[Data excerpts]
__________
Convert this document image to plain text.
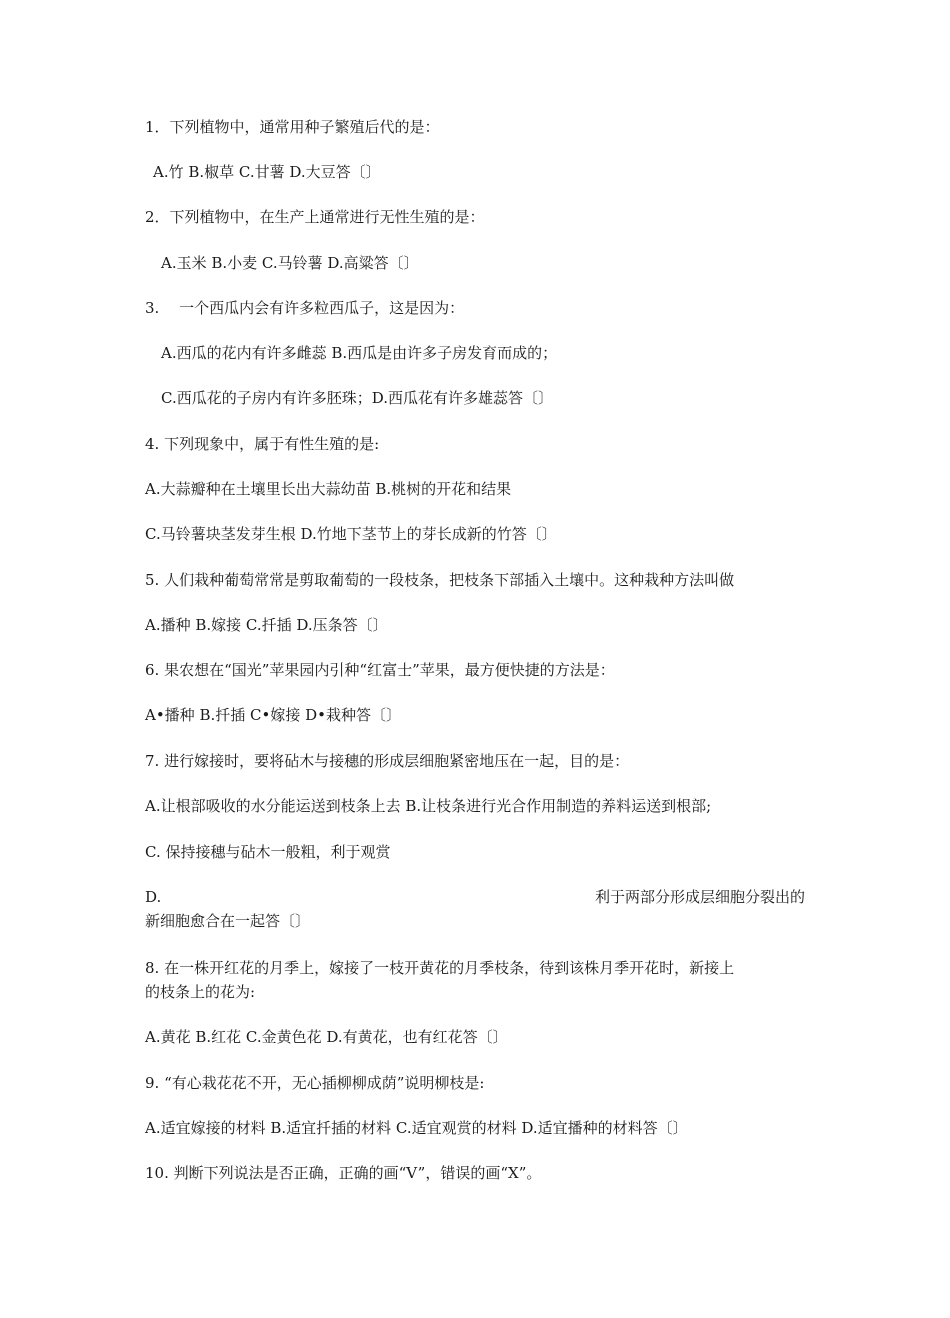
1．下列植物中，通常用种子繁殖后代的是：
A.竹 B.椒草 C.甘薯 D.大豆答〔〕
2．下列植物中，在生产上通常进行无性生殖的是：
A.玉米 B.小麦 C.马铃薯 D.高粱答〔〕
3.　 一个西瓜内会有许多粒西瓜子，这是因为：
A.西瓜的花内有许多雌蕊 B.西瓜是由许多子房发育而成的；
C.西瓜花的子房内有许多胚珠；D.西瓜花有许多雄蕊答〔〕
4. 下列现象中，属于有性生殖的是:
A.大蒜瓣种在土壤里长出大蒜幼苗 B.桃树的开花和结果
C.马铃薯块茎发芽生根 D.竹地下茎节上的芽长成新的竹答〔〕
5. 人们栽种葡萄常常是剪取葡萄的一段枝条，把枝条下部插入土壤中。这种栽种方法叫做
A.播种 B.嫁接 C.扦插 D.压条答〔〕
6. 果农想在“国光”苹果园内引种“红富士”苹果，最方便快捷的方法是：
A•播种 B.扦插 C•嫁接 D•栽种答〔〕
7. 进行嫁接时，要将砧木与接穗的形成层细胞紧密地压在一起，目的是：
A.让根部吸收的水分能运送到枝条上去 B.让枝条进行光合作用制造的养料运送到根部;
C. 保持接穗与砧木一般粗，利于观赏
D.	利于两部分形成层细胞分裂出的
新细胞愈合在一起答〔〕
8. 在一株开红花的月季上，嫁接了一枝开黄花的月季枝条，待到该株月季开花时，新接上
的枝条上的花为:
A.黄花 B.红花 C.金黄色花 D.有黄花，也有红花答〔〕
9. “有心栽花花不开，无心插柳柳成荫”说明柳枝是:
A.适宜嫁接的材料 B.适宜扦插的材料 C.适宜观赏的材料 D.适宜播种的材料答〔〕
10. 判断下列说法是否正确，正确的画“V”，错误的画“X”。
__________
Given task ->
Leave the pictures out and print the records above exactly as they stand.

Expected answer ->
Convert this document image to plain text.
1．下列植物中，通常用种子繁殖后代的是：
A.竹 B.椒草 C.甘薯 D.大豆答〔〕
2．下列植物中，在生产上通常进行无性生殖的是：
A.玉米 B.小麦 C.马铃薯 D.高粱答〔〕
3.　 一个西瓜内会有许多粒西瓜子，这是因为：
A.西瓜的花内有许多雌蕊 B.西瓜是由许多子房发育而成的；
C.西瓜花的子房内有许多胚珠；D.西瓜花有许多雄蕊答〔〕
4. 下列现象中，属于有性生殖的是:
A.大蒜瓣种在土壤里长出大蒜幼苗 B.桃树的开花和结果
C.马铃薯块茎发芽生根 D.竹地下茎节上的芽长成新的竹答〔〕
5. 人们栽种葡萄常常是剪取葡萄的一段枝条，把枝条下部插入土壤中。这种栽种方法叫做
A.播种 B.嫁接 C.扦插 D.压条答〔〕
6. 果农想在“国光”苹果园内引种“红富士”苹果，最方便快捷的方法是：
A•播种 B.扦插 C•嫁接 D•栽种答〔〕
7. 进行嫁接时，要将砧木与接穗的形成层细胞紧密地压在一起，目的是：
A.让根部吸收的水分能运送到枝条上去 B.让枝条进行光合作用制造的养料运送到根部;
C. 保持接穗与砧木一般粗，利于观赏
D.	利于两部分形成层细胞分裂出的
新细胞愈合在一起答〔〕
8. 在一株开红花的月季上，嫁接了一枝开黄花的月季枝条，待到该株月季开花时，新接上
的枝条上的花为:
A.黄花 B.红花 C.金黄色花 D.有黄花，也有红花答〔〕
9. “有心栽花花不开，无心插柳柳成荫”说明柳枝是:
A.适宜嫁接的材料 B.适宜扦插的材料 C.适宜观赏的材料 D.适宜播种的材料答〔〕
10. 判断下列说法是否正确，正确的画“V”，错误的画“X”。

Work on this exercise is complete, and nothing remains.